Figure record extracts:
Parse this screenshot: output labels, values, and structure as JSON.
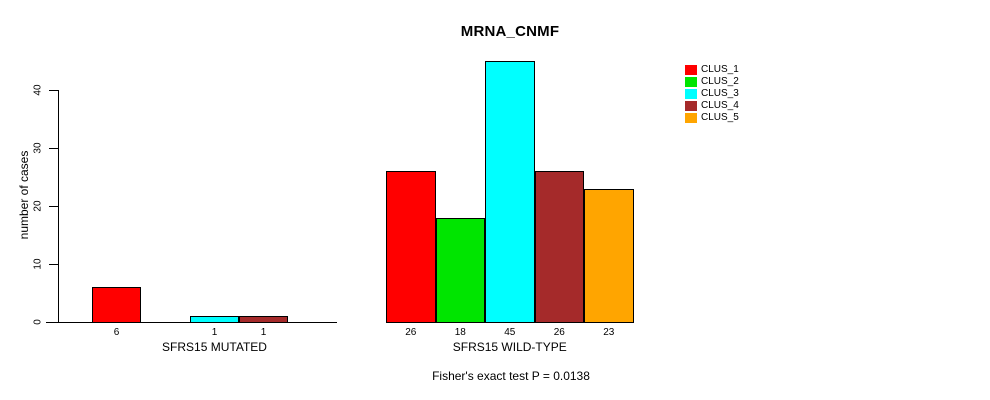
{
  "chart_data": {
    "type": "bar",
    "title": "MRNA_CNMF",
    "ylabel": "number of cases",
    "xlabel": "",
    "annotation": "Fisher's exact test P = 0.0138",
    "ylim": [
      0,
      45
    ],
    "yticks": [
      0,
      10,
      20,
      30,
      40
    ],
    "grid": false,
    "legend_position": "top-right",
    "bar_value_labels": true,
    "series": [
      {
        "name": "CLUS_1",
        "color": "#FF0000"
      },
      {
        "name": "CLUS_2",
        "color": "#00E500"
      },
      {
        "name": "CLUS_3",
        "color": "#00FFFF"
      },
      {
        "name": "CLUS_4",
        "color": "#A52A2A"
      },
      {
        "name": "CLUS_5",
        "color": "#FFA500"
      }
    ],
    "groups": [
      {
        "label": "SFRS15 MUTATED",
        "values": [
          6,
          0,
          1,
          1,
          0
        ]
      },
      {
        "label": "SFRS15 WILD-TYPE",
        "values": [
          26,
          18,
          45,
          26,
          23
        ]
      }
    ]
  }
}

WHAT TO DO:
Copy each line of the data that includes the word "name".

SOLUTION TO THIS PROBLEM:
        "name": "CLUS_1",
        "name": "CLUS_2",
        "name": "CLUS_3",
        "name": "CLUS_4",
        "name": "CLUS_5",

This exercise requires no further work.